### Task to complete
Keep the pictures out of the copy and print all the entries below exactly.

[Start Listing]

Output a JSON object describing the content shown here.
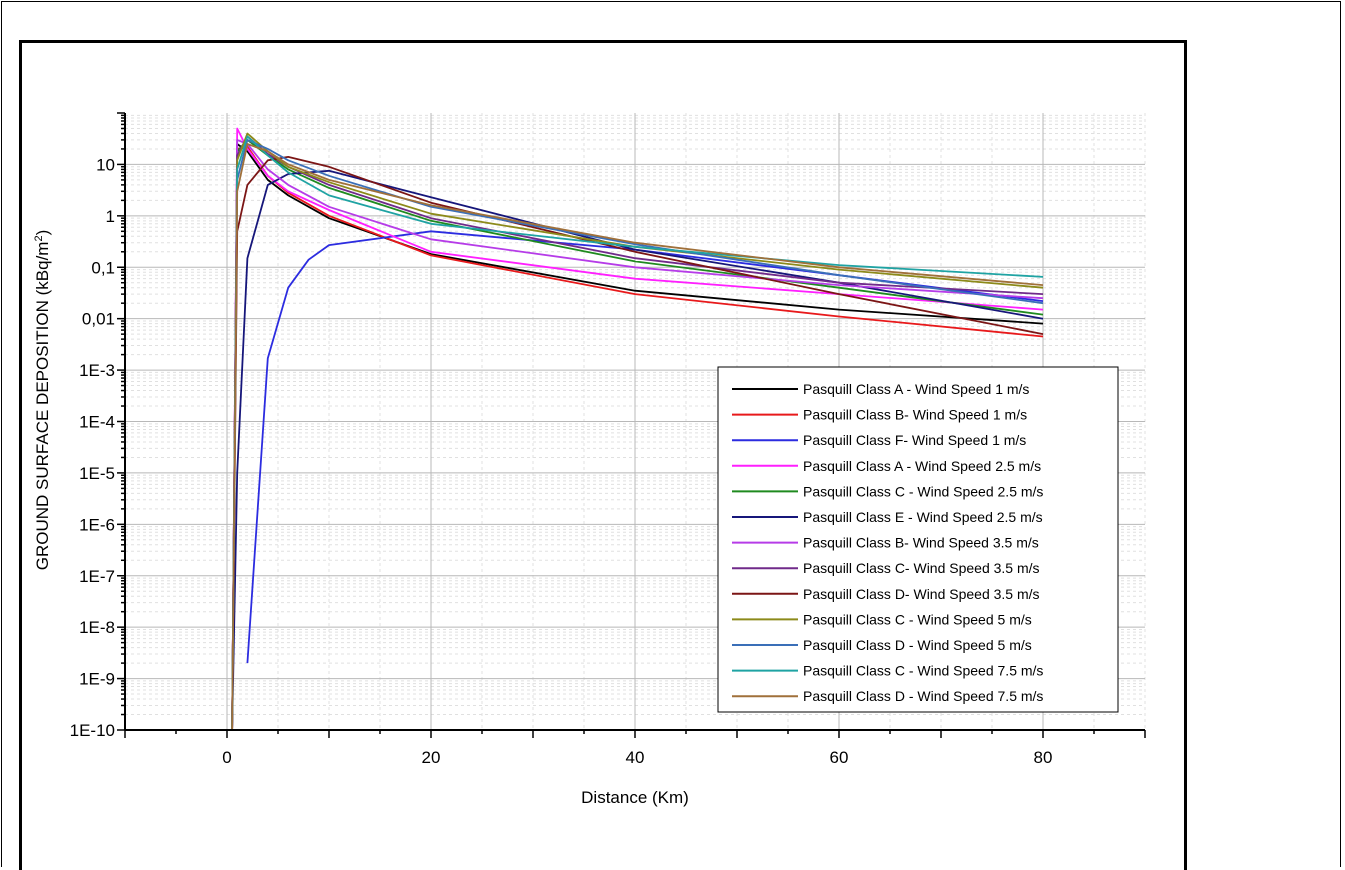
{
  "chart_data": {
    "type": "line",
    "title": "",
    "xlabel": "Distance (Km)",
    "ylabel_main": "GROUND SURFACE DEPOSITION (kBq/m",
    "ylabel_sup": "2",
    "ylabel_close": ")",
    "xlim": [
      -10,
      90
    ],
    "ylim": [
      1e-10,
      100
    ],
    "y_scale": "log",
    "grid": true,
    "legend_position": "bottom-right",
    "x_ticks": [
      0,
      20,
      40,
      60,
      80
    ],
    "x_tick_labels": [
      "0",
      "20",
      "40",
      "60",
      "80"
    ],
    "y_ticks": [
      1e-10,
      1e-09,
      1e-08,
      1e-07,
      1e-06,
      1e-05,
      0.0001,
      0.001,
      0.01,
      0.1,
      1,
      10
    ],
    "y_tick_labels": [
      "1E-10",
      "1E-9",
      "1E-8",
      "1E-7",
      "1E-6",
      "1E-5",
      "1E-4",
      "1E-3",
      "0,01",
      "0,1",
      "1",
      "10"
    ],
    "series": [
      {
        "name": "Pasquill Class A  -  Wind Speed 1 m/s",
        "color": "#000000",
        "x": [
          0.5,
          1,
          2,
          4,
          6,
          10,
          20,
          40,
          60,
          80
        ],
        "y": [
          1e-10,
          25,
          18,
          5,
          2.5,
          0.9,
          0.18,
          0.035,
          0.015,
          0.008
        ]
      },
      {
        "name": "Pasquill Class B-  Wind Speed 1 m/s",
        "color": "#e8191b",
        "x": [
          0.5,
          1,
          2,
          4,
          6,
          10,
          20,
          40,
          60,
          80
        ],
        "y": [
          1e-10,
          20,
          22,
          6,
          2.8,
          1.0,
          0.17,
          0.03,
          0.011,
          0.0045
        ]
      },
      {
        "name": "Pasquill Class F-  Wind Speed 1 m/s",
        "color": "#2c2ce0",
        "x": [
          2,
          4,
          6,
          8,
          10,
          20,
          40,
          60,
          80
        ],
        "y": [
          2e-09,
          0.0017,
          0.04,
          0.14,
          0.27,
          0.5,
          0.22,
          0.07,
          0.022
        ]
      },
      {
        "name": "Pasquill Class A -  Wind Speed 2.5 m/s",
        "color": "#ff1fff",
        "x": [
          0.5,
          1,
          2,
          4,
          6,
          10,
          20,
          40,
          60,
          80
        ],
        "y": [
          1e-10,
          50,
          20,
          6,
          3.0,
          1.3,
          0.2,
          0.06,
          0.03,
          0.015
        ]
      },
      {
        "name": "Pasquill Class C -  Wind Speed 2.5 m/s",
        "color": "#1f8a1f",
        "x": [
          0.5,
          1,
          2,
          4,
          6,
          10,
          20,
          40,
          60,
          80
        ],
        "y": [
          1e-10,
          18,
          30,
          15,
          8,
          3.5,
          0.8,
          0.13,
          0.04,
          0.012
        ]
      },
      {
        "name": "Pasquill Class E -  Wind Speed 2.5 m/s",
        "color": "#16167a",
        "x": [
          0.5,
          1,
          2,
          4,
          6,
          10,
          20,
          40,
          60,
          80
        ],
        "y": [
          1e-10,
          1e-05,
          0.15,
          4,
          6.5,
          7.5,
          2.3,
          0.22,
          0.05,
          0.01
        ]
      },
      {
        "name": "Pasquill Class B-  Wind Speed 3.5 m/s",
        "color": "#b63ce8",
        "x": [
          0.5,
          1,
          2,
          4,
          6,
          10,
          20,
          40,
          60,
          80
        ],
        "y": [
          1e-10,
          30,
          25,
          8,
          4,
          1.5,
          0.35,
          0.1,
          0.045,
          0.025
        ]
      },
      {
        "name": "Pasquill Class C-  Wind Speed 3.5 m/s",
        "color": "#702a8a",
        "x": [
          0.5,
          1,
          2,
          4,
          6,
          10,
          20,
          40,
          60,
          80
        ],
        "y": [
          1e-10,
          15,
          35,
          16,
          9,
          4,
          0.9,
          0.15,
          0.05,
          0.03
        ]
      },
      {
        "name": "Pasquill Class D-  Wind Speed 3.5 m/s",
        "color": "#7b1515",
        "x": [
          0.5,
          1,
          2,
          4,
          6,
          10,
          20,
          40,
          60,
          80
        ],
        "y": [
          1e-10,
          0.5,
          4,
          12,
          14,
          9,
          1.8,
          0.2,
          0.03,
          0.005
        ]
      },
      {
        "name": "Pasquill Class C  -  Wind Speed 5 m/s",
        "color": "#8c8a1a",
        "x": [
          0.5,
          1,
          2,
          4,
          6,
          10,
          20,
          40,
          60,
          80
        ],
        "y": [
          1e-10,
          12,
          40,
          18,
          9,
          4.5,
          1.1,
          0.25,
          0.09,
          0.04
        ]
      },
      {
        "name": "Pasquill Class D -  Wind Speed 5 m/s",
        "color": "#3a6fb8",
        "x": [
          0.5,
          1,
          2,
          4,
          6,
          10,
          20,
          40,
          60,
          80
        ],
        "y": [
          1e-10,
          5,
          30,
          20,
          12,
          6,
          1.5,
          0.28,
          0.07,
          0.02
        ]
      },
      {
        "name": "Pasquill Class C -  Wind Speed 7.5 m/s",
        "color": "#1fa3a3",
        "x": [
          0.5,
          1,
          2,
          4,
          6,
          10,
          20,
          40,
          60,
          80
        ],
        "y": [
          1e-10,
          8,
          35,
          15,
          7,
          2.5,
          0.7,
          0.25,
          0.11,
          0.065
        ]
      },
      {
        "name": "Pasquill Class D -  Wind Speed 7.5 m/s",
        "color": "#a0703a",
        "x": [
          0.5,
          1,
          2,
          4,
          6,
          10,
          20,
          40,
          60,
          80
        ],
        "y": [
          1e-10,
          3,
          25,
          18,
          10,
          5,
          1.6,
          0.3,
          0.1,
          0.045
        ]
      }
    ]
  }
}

[End Listing]

### Worked solution
Output a JSON object describing the content shown here.
{
  "chart_data": {
    "type": "line",
    "title": "",
    "xlabel": "Distance (Km)",
    "ylabel_main": "GROUND SURFACE DEPOSITION (kBq/m",
    "ylabel_sup": "2",
    "ylabel_close": ")",
    "xlim": [
      -10,
      90
    ],
    "ylim": [
      1e-10,
      100
    ],
    "y_scale": "log",
    "grid": true,
    "legend_position": "bottom-right",
    "x_ticks": [
      0,
      20,
      40,
      60,
      80
    ],
    "x_tick_labels": [
      "0",
      "20",
      "40",
      "60",
      "80"
    ],
    "y_ticks": [
      1e-10,
      1e-09,
      1e-08,
      1e-07,
      1e-06,
      1e-05,
      0.0001,
      0.001,
      0.01,
      0.1,
      1,
      10
    ],
    "y_tick_labels": [
      "1E-10",
      "1E-9",
      "1E-8",
      "1E-7",
      "1E-6",
      "1E-5",
      "1E-4",
      "1E-3",
      "0,01",
      "0,1",
      "1",
      "10"
    ],
    "series": [
      {
        "name": "Pasquill Class A  -  Wind Speed 1 m/s",
        "color": "#000000",
        "x": [
          0.5,
          1,
          2,
          4,
          6,
          10,
          20,
          40,
          60,
          80
        ],
        "y": [
          1e-10,
          25,
          18,
          5,
          2.5,
          0.9,
          0.18,
          0.035,
          0.015,
          0.008
        ]
      },
      {
        "name": "Pasquill Class B-  Wind Speed 1 m/s",
        "color": "#e8191b",
        "x": [
          0.5,
          1,
          2,
          4,
          6,
          10,
          20,
          40,
          60,
          80
        ],
        "y": [
          1e-10,
          20,
          22,
          6,
          2.8,
          1.0,
          0.17,
          0.03,
          0.011,
          0.0045
        ]
      },
      {
        "name": "Pasquill Class F-  Wind Speed 1 m/s",
        "color": "#2c2ce0",
        "x": [
          2,
          4,
          6,
          8,
          10,
          20,
          40,
          60,
          80
        ],
        "y": [
          2e-09,
          0.0017,
          0.04,
          0.14,
          0.27,
          0.5,
          0.22,
          0.07,
          0.022
        ]
      },
      {
        "name": "Pasquill Class A -  Wind Speed 2.5 m/s",
        "color": "#ff1fff",
        "x": [
          0.5,
          1,
          2,
          4,
          6,
          10,
          20,
          40,
          60,
          80
        ],
        "y": [
          1e-10,
          50,
          20,
          6,
          3.0,
          1.3,
          0.2,
          0.06,
          0.03,
          0.015
        ]
      },
      {
        "name": "Pasquill Class C -  Wind Speed 2.5 m/s",
        "color": "#1f8a1f",
        "x": [
          0.5,
          1,
          2,
          4,
          6,
          10,
          20,
          40,
          60,
          80
        ],
        "y": [
          1e-10,
          18,
          30,
          15,
          8,
          3.5,
          0.8,
          0.13,
          0.04,
          0.012
        ]
      },
      {
        "name": "Pasquill Class E -  Wind Speed 2.5 m/s",
        "color": "#16167a",
        "x": [
          0.5,
          1,
          2,
          4,
          6,
          10,
          20,
          40,
          60,
          80
        ],
        "y": [
          1e-10,
          1e-05,
          0.15,
          4,
          6.5,
          7.5,
          2.3,
          0.22,
          0.05,
          0.01
        ]
      },
      {
        "name": "Pasquill Class B-  Wind Speed 3.5 m/s",
        "color": "#b63ce8",
        "x": [
          0.5,
          1,
          2,
          4,
          6,
          10,
          20,
          40,
          60,
          80
        ],
        "y": [
          1e-10,
          30,
          25,
          8,
          4,
          1.5,
          0.35,
          0.1,
          0.045,
          0.025
        ]
      },
      {
        "name": "Pasquill Class C-  Wind Speed 3.5 m/s",
        "color": "#702a8a",
        "x": [
          0.5,
          1,
          2,
          4,
          6,
          10,
          20,
          40,
          60,
          80
        ],
        "y": [
          1e-10,
          15,
          35,
          16,
          9,
          4,
          0.9,
          0.15,
          0.05,
          0.03
        ]
      },
      {
        "name": "Pasquill Class D-  Wind Speed 3.5 m/s",
        "color": "#7b1515",
        "x": [
          0.5,
          1,
          2,
          4,
          6,
          10,
          20,
          40,
          60,
          80
        ],
        "y": [
          1e-10,
          0.5,
          4,
          12,
          14,
          9,
          1.8,
          0.2,
          0.03,
          0.005
        ]
      },
      {
        "name": "Pasquill Class C  -  Wind Speed 5 m/s",
        "color": "#8c8a1a",
        "x": [
          0.5,
          1,
          2,
          4,
          6,
          10,
          20,
          40,
          60,
          80
        ],
        "y": [
          1e-10,
          12,
          40,
          18,
          9,
          4.5,
          1.1,
          0.25,
          0.09,
          0.04
        ]
      },
      {
        "name": "Pasquill Class D -  Wind Speed 5 m/s",
        "color": "#3a6fb8",
        "x": [
          0.5,
          1,
          2,
          4,
          6,
          10,
          20,
          40,
          60,
          80
        ],
        "y": [
          1e-10,
          5,
          30,
          20,
          12,
          6,
          1.5,
          0.28,
          0.07,
          0.02
        ]
      },
      {
        "name": "Pasquill Class C -  Wind Speed 7.5 m/s",
        "color": "#1fa3a3",
        "x": [
          0.5,
          1,
          2,
          4,
          6,
          10,
          20,
          40,
          60,
          80
        ],
        "y": [
          1e-10,
          8,
          35,
          15,
          7,
          2.5,
          0.7,
          0.25,
          0.11,
          0.065
        ]
      },
      {
        "name": "Pasquill Class D -  Wind Speed 7.5 m/s",
        "color": "#a0703a",
        "x": [
          0.5,
          1,
          2,
          4,
          6,
          10,
          20,
          40,
          60,
          80
        ],
        "y": [
          1e-10,
          3,
          25,
          18,
          10,
          5,
          1.6,
          0.3,
          0.1,
          0.045
        ]
      }
    ]
  }
}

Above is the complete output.